[START]

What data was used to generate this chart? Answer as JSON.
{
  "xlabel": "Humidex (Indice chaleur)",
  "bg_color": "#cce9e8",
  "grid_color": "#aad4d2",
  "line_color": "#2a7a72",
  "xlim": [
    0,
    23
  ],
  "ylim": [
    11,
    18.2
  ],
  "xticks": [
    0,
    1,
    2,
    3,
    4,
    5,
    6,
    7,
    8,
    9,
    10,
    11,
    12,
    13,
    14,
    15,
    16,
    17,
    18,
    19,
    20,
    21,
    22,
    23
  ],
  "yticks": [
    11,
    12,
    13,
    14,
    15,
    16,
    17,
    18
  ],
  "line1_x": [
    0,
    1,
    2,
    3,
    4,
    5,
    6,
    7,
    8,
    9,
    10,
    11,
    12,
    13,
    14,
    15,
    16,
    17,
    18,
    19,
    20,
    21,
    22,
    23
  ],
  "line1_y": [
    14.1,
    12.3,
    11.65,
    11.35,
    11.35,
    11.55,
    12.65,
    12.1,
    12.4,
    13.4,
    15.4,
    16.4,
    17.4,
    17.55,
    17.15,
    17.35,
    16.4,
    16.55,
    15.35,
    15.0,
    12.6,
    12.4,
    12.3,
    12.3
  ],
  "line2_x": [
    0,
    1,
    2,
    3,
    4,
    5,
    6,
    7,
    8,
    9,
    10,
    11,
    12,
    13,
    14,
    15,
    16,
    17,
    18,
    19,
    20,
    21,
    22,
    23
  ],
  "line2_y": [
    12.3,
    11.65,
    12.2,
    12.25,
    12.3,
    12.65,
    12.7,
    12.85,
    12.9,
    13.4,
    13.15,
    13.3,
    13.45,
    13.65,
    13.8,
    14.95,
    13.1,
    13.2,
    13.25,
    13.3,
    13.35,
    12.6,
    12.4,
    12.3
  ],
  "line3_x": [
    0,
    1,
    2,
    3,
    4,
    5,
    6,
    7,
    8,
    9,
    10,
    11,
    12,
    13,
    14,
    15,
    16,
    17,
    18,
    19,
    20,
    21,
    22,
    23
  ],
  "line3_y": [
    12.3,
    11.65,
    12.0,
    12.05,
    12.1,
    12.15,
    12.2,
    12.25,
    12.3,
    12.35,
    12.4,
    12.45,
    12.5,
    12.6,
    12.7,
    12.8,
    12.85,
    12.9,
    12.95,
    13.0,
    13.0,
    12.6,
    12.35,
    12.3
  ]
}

[END]

* [Instructions for the task] Extract all lines as given.

* [Output below]
What data was used to generate this chart? Answer as JSON.
{
  "xlabel": "Humidex (Indice chaleur)",
  "bg_color": "#cce9e8",
  "grid_color": "#aad4d2",
  "line_color": "#2a7a72",
  "xlim": [
    0,
    23
  ],
  "ylim": [
    11,
    18.2
  ],
  "xticks": [
    0,
    1,
    2,
    3,
    4,
    5,
    6,
    7,
    8,
    9,
    10,
    11,
    12,
    13,
    14,
    15,
    16,
    17,
    18,
    19,
    20,
    21,
    22,
    23
  ],
  "yticks": [
    11,
    12,
    13,
    14,
    15,
    16,
    17,
    18
  ],
  "line1_x": [
    0,
    1,
    2,
    3,
    4,
    5,
    6,
    7,
    8,
    9,
    10,
    11,
    12,
    13,
    14,
    15,
    16,
    17,
    18,
    19,
    20,
    21,
    22,
    23
  ],
  "line1_y": [
    14.1,
    12.3,
    11.65,
    11.35,
    11.35,
    11.55,
    12.65,
    12.1,
    12.4,
    13.4,
    15.4,
    16.4,
    17.4,
    17.55,
    17.15,
    17.35,
    16.4,
    16.55,
    15.35,
    15.0,
    12.6,
    12.4,
    12.3,
    12.3
  ],
  "line2_x": [
    0,
    1,
    2,
    3,
    4,
    5,
    6,
    7,
    8,
    9,
    10,
    11,
    12,
    13,
    14,
    15,
    16,
    17,
    18,
    19,
    20,
    21,
    22,
    23
  ],
  "line2_y": [
    12.3,
    11.65,
    12.2,
    12.25,
    12.3,
    12.65,
    12.7,
    12.85,
    12.9,
    13.4,
    13.15,
    13.3,
    13.45,
    13.65,
    13.8,
    14.95,
    13.1,
    13.2,
    13.25,
    13.3,
    13.35,
    12.6,
    12.4,
    12.3
  ],
  "line3_x": [
    0,
    1,
    2,
    3,
    4,
    5,
    6,
    7,
    8,
    9,
    10,
    11,
    12,
    13,
    14,
    15,
    16,
    17,
    18,
    19,
    20,
    21,
    22,
    23
  ],
  "line3_y": [
    12.3,
    11.65,
    12.0,
    12.05,
    12.1,
    12.15,
    12.2,
    12.25,
    12.3,
    12.35,
    12.4,
    12.45,
    12.5,
    12.6,
    12.7,
    12.8,
    12.85,
    12.9,
    12.95,
    13.0,
    13.0,
    12.6,
    12.35,
    12.3
  ]
}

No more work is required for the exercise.